Identify and pull out each line of the entries in which "with" occurs.

MATERIAL TO PROCESS:
══════════════════════════════

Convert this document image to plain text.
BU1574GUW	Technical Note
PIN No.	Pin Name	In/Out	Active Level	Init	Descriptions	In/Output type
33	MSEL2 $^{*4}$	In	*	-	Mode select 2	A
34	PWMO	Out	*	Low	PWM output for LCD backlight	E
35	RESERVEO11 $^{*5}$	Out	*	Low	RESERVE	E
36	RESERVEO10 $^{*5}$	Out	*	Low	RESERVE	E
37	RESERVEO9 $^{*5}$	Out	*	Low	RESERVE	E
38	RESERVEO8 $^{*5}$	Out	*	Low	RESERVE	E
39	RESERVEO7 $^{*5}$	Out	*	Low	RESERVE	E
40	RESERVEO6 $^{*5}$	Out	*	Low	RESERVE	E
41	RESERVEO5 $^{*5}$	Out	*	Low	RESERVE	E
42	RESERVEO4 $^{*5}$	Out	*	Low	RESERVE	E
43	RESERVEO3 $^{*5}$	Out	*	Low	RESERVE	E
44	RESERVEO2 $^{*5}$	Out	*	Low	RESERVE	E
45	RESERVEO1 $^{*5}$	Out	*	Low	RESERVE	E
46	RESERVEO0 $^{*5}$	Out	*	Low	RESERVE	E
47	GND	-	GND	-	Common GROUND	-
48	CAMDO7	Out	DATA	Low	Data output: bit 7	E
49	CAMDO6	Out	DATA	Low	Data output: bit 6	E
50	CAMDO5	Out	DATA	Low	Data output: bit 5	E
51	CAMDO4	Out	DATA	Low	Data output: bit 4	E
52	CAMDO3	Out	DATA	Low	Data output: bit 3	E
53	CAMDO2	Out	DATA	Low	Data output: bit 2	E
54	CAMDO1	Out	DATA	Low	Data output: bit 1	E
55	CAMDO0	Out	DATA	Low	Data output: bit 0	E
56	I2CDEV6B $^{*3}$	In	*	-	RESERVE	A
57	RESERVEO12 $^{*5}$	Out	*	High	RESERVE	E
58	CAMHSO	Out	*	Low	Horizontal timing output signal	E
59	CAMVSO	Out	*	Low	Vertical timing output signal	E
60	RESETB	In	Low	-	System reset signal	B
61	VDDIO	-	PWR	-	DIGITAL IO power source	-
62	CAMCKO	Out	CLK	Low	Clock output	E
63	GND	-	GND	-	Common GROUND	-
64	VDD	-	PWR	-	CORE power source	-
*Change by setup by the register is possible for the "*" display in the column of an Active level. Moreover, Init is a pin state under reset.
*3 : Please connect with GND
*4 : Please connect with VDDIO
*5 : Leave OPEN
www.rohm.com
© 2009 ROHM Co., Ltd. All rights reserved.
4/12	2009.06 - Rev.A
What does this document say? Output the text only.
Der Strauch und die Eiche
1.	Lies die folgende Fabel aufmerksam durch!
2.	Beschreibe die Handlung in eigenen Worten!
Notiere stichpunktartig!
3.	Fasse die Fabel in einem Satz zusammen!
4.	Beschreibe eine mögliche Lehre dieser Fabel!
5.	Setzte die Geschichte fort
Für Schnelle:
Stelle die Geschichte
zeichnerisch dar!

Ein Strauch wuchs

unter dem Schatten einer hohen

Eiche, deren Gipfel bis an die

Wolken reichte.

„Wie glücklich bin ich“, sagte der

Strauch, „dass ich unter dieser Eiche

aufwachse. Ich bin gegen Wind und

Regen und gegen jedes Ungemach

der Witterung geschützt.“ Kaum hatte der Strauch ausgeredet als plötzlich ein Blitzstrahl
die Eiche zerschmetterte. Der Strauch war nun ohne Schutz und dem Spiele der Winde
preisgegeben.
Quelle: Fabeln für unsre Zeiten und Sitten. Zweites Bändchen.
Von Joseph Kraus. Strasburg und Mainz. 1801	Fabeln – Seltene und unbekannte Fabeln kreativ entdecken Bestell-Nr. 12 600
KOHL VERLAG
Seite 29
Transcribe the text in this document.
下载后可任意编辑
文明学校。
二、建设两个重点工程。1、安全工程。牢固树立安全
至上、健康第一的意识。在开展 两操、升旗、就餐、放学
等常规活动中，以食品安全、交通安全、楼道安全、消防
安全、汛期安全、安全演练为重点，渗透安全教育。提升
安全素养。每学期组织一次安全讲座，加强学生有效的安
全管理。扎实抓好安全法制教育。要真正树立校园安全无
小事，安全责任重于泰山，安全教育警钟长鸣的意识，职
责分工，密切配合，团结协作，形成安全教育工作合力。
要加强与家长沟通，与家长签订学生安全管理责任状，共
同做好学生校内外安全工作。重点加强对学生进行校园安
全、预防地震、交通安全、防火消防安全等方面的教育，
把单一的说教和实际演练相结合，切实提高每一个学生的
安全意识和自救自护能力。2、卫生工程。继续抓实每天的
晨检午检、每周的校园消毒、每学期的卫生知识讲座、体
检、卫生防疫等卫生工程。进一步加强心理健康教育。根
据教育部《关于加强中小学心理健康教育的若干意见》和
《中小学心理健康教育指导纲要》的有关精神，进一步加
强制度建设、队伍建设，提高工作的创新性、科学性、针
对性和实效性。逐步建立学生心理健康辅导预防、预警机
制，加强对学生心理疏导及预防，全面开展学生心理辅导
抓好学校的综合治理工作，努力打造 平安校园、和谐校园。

══════════════════════════════

REPLY TO THE TASK:
*3 : Please connect with GND
*4 : Please connect with VDDIO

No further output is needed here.